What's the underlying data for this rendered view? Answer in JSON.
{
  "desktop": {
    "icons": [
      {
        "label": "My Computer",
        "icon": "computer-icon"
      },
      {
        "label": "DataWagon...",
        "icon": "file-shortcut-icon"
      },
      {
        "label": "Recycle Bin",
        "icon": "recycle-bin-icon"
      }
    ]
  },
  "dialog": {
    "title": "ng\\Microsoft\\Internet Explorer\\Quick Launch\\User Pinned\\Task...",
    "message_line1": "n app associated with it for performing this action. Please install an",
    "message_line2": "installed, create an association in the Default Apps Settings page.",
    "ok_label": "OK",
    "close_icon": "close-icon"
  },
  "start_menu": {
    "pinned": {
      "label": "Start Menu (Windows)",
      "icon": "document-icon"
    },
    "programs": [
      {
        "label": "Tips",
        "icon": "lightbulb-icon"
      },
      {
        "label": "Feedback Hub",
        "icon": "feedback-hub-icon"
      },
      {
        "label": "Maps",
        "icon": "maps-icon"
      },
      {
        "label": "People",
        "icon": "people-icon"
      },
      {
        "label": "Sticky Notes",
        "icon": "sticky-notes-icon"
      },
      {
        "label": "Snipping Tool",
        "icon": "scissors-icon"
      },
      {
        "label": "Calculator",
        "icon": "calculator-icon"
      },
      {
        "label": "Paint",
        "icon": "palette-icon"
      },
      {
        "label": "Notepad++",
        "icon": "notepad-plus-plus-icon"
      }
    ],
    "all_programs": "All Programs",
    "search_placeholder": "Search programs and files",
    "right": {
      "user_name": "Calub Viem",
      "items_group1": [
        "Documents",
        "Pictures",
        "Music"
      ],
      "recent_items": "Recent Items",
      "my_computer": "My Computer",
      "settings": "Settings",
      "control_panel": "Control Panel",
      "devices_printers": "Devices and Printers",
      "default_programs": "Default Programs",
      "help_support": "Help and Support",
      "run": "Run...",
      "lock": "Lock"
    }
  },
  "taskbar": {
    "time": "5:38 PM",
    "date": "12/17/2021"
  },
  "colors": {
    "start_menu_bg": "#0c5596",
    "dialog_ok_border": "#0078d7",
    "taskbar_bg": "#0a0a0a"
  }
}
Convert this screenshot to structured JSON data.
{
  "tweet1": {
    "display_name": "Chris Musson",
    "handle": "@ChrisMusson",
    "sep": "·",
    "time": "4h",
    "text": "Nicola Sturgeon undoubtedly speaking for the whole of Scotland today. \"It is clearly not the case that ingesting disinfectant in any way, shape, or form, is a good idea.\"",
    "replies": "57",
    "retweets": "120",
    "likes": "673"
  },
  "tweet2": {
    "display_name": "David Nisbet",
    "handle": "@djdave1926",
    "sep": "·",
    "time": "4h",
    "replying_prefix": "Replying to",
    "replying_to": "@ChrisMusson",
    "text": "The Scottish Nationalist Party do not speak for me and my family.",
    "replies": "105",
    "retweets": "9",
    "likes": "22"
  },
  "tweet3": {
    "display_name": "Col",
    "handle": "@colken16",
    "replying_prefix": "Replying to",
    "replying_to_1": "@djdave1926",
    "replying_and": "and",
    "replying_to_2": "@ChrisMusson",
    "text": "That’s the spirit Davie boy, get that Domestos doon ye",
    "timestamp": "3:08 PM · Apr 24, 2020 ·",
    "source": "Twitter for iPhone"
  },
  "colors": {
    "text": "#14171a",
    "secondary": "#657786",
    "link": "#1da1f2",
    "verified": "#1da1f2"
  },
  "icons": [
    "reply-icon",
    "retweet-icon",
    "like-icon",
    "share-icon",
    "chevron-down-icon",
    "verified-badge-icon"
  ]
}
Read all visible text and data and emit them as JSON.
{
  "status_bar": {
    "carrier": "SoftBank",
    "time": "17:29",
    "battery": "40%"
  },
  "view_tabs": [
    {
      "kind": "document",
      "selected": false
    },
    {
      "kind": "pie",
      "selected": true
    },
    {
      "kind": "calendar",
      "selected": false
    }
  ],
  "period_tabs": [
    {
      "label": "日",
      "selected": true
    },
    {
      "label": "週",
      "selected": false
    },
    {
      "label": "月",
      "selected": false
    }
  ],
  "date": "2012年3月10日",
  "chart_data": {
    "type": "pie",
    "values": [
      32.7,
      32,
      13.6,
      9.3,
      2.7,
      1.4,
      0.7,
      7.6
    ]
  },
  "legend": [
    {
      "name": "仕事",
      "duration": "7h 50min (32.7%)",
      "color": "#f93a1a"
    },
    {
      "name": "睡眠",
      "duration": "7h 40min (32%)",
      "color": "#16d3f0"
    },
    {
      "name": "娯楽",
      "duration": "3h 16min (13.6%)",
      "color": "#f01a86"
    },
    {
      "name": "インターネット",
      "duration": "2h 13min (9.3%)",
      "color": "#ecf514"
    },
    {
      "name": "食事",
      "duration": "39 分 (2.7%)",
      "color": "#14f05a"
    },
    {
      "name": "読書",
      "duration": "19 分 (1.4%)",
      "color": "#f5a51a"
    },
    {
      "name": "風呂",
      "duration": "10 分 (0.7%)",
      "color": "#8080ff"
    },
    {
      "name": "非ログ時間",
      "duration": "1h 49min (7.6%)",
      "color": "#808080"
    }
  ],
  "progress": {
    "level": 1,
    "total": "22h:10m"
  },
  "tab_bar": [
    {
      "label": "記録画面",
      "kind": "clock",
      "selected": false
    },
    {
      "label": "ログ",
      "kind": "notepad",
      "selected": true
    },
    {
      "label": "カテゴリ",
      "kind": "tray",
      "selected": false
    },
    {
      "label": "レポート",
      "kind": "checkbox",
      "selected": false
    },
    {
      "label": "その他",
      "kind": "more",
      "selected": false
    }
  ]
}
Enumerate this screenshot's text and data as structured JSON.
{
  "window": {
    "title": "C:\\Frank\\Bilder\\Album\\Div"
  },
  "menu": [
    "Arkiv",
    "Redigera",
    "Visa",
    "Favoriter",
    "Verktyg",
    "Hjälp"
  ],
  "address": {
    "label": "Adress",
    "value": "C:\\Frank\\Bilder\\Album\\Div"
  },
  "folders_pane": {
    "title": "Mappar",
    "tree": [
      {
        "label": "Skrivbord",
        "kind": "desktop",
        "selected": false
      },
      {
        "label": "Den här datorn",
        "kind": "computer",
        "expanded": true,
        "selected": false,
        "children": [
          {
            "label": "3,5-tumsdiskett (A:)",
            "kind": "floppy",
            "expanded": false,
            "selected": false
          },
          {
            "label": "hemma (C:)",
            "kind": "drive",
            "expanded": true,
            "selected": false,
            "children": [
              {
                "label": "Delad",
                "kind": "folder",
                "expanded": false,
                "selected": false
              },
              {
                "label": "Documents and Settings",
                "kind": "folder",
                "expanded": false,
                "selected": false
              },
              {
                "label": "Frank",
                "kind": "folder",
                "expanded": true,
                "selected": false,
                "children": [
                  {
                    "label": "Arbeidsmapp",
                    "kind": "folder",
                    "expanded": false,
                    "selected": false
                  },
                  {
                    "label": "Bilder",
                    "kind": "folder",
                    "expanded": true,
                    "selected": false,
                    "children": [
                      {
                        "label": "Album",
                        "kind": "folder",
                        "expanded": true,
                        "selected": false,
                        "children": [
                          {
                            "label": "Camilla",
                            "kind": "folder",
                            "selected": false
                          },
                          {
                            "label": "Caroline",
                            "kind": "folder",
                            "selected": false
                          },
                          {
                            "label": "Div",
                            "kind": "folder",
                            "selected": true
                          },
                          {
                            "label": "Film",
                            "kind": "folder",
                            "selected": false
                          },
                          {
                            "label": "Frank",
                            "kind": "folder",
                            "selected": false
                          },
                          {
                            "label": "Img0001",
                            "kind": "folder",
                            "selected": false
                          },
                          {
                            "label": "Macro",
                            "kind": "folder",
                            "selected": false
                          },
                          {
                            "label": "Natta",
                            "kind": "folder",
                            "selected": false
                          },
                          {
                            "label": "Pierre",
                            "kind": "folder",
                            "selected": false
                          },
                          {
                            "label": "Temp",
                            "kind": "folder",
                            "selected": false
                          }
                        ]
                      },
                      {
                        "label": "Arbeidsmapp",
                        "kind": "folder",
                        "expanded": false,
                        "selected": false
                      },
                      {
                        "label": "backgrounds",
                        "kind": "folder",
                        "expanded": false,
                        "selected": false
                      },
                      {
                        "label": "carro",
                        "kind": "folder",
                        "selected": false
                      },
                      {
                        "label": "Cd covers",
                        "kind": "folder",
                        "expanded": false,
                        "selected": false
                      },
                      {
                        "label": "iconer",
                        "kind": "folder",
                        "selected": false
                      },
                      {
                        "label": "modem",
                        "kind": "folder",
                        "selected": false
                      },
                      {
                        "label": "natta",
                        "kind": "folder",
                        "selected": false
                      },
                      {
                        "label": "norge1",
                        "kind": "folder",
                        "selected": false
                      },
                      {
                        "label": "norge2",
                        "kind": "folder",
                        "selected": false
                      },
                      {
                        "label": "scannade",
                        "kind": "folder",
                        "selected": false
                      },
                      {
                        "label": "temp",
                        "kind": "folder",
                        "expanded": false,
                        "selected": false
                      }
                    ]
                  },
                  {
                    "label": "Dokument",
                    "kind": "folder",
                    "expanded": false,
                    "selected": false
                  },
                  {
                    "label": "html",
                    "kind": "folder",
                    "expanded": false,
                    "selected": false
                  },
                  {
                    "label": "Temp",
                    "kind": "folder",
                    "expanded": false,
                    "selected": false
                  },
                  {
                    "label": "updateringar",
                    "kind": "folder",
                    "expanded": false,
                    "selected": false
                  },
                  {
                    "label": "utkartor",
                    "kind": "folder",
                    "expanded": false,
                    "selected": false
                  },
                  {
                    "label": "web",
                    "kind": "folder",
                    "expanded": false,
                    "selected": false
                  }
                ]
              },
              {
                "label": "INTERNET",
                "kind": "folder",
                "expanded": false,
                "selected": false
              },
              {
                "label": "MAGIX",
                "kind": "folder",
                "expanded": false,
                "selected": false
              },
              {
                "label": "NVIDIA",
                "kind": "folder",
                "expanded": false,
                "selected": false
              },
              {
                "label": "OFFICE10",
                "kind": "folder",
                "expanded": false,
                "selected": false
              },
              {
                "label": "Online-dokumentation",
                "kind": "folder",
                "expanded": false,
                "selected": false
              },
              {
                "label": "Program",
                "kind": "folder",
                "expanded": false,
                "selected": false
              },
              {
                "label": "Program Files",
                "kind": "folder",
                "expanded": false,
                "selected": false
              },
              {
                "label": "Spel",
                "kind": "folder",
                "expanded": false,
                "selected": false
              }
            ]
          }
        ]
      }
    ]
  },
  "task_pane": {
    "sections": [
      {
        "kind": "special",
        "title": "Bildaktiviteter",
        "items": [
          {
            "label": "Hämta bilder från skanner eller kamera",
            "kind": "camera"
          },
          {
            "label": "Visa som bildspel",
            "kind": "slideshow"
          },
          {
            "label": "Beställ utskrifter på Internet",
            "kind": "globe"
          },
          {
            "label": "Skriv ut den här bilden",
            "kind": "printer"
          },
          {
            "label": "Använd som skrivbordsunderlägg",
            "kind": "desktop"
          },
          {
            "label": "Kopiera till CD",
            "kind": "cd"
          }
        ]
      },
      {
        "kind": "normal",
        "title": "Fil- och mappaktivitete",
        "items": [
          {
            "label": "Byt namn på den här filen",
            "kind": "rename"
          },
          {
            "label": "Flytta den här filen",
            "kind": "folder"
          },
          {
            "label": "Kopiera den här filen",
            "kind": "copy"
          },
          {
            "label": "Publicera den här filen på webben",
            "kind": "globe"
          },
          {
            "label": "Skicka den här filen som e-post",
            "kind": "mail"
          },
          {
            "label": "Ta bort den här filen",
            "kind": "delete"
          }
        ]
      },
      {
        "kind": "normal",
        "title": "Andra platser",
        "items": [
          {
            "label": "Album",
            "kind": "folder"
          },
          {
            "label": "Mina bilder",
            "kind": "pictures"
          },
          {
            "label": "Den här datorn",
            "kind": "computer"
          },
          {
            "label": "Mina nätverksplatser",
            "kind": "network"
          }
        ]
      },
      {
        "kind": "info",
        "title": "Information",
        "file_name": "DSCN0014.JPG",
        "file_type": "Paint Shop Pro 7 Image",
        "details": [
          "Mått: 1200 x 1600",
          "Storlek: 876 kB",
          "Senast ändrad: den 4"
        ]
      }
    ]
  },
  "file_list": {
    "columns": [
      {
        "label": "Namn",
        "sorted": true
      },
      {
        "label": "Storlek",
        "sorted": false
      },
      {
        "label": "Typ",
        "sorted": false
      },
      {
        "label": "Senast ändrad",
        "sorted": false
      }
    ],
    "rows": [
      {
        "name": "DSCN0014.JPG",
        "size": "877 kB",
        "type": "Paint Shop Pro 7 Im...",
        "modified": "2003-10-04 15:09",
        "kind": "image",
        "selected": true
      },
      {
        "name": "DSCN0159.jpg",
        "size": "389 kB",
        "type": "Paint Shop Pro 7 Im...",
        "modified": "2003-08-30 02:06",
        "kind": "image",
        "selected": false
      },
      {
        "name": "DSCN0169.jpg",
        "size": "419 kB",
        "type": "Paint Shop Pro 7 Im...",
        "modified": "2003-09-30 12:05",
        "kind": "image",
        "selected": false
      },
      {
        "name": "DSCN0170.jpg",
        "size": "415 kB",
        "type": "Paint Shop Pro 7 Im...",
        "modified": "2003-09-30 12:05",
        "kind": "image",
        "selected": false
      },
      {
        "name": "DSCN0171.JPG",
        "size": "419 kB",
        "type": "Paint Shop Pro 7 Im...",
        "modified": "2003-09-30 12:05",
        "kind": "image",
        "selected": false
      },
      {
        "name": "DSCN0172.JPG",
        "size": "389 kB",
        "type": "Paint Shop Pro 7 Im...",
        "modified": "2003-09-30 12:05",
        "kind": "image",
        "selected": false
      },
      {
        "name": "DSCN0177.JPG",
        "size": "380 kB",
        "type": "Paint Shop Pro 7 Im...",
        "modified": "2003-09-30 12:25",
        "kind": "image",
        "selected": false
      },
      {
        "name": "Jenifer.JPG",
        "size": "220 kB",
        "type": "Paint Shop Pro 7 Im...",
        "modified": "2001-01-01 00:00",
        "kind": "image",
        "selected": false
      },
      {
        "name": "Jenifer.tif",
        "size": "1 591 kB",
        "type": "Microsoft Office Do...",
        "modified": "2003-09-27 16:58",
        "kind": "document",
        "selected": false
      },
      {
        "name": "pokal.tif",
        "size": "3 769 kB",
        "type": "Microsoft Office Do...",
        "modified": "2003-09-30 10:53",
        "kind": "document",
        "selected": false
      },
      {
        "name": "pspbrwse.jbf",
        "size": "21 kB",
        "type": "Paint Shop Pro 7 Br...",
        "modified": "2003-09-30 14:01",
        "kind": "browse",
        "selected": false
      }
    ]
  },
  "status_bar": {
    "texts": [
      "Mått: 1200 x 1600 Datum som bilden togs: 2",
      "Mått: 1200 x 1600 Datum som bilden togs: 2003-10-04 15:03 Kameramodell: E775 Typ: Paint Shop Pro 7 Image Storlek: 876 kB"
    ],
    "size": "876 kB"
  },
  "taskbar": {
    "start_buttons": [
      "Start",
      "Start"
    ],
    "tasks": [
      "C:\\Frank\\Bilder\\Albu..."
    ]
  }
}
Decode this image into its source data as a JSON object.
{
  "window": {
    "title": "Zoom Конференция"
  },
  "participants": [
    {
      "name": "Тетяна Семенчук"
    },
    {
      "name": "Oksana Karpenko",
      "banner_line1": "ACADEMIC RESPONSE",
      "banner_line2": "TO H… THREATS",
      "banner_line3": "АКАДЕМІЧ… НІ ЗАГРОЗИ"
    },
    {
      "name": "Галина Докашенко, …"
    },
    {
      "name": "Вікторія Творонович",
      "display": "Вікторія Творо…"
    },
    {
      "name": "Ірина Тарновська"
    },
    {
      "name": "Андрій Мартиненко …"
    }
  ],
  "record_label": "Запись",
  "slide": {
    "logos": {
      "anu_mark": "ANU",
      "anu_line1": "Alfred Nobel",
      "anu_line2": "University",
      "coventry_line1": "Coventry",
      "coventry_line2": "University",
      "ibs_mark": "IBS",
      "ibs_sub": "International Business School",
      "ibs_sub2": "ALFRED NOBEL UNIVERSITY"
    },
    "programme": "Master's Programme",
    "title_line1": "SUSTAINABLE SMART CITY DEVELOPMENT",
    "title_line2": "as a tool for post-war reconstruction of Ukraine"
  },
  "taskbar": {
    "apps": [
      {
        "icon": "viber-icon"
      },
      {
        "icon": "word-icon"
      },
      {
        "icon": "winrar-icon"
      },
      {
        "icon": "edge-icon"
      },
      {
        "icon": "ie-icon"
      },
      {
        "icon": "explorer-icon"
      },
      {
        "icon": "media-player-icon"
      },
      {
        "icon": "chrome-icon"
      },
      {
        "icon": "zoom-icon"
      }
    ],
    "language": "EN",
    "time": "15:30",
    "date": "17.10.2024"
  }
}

────────────────────────────────────────

**WHAT THIS TASK INVOLVES**
Scan the listing above. Collect all lines with the word "verified".

**OUTPUT FOR THIS TASK**
    "verified": "#1da1f2"
    "verified-badge-icon"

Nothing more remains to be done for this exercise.